WHAT IS NEEDED: Provide an exact reproduction of every entry.

ROWS:
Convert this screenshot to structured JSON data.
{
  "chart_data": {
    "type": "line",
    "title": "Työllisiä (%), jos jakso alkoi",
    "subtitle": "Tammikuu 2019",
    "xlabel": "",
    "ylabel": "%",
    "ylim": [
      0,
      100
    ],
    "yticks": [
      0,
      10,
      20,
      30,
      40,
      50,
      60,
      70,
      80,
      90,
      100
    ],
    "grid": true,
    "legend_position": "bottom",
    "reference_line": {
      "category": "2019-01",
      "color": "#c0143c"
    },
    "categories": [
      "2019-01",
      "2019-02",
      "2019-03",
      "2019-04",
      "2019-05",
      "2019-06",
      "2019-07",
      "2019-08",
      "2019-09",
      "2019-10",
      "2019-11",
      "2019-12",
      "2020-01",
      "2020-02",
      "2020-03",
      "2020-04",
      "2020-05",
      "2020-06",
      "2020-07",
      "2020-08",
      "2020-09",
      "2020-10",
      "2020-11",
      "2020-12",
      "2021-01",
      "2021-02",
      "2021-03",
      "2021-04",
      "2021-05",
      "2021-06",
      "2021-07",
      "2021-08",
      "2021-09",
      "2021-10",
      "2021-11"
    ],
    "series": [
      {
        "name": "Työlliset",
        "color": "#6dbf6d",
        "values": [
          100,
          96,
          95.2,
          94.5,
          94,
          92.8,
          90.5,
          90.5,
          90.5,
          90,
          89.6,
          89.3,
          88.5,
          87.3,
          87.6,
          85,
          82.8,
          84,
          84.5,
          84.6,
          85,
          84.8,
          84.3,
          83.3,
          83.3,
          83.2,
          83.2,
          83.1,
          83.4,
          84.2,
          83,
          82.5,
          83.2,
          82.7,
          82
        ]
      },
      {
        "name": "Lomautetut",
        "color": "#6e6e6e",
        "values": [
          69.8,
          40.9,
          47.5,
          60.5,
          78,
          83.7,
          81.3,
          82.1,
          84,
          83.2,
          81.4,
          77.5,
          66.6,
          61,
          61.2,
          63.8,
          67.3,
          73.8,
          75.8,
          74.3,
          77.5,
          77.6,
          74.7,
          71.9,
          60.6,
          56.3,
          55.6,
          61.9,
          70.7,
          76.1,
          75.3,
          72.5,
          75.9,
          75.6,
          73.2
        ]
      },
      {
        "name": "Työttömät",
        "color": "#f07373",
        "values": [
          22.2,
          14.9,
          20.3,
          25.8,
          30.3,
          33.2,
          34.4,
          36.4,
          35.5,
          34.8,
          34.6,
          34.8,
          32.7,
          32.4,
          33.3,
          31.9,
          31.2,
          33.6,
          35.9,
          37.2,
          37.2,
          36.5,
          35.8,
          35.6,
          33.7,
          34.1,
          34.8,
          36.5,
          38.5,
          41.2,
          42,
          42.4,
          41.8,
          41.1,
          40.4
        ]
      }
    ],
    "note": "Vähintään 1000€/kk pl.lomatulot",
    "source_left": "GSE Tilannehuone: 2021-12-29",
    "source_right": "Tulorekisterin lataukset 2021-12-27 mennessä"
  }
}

ANSWER TO THE EXERCISE:
Convert this screenshot to structured JSON data.
{
  "chart_data": {
    "type": "line",
    "title": "Työllisiä (%), jos jakso alkoi",
    "subtitle": "Tammikuu 2019",
    "xlabel": "",
    "ylabel": "%",
    "ylim": [
      0,
      100
    ],
    "yticks": [
      0,
      10,
      20,
      30,
      40,
      50,
      60,
      70,
      80,
      90,
      100
    ],
    "grid": true,
    "legend_position": "bottom",
    "reference_line": {
      "category": "2019-01",
      "color": "#c0143c"
    },
    "categories": [
      "2019-01",
      "2019-02",
      "2019-03",
      "2019-04",
      "2019-05",
      "2019-06",
      "2019-07",
      "2019-08",
      "2019-09",
      "2019-10",
      "2019-11",
      "2019-12",
      "2020-01",
      "2020-02",
      "2020-03",
      "2020-04",
      "2020-05",
      "2020-06",
      "2020-07",
      "2020-08",
      "2020-09",
      "2020-10",
      "2020-11",
      "2020-12",
      "2021-01",
      "2021-02",
      "2021-03",
      "2021-04",
      "2021-05",
      "2021-06",
      "2021-07",
      "2021-08",
      "2021-09",
      "2021-10",
      "2021-11"
    ],
    "series": [
      {
        "name": "Työlliset",
        "color": "#6dbf6d",
        "values": [
          100,
          96,
          95.2,
          94.5,
          94,
          92.8,
          90.5,
          90.5,
          90.5,
          90,
          89.6,
          89.3,
          88.5,
          87.3,
          87.6,
          85,
          82.8,
          84,
          84.5,
          84.6,
          85,
          84.8,
          84.3,
          83.3,
          83.3,
          83.2,
          83.2,
          83.1,
          83.4,
          84.2,
          83,
          82.5,
          83.2,
          82.7,
          82
        ]
      },
      {
        "name": "Lomautetut",
        "color": "#6e6e6e",
        "values": [
          69.8,
          40.9,
          47.5,
          60.5,
          78,
          83.7,
          81.3,
          82.1,
          84,
          83.2,
          81.4,
          77.5,
          66.6,
          61,
          61.2,
          63.8,
          67.3,
          73.8,
          75.8,
          74.3,
          77.5,
          77.6,
          74.7,
          71.9,
          60.6,
          56.3,
          55.6,
          61.9,
          70.7,
          76.1,
          75.3,
          72.5,
          75.9,
          75.6,
          73.2
        ]
      },
      {
        "name": "Työttömät",
        "color": "#f07373",
        "values": [
          22.2,
          14.9,
          20.3,
          25.8,
          30.3,
          33.2,
          34.4,
          36.4,
          35.5,
          34.8,
          34.6,
          34.8,
          32.7,
          32.4,
          33.3,
          31.9,
          31.2,
          33.6,
          35.9,
          37.2,
          37.2,
          36.5,
          35.8,
          35.6,
          33.7,
          34.1,
          34.8,
          36.5,
          38.5,
          41.2,
          42,
          42.4,
          41.8,
          41.1,
          40.4
        ]
      }
    ],
    "note": "Vähintään 1000€/kk pl.lomatulot",
    "source_left": "GSE Tilannehuone: 2021-12-29",
    "source_right": "Tulorekisterin lataukset 2021-12-27 mennessä"
  }
}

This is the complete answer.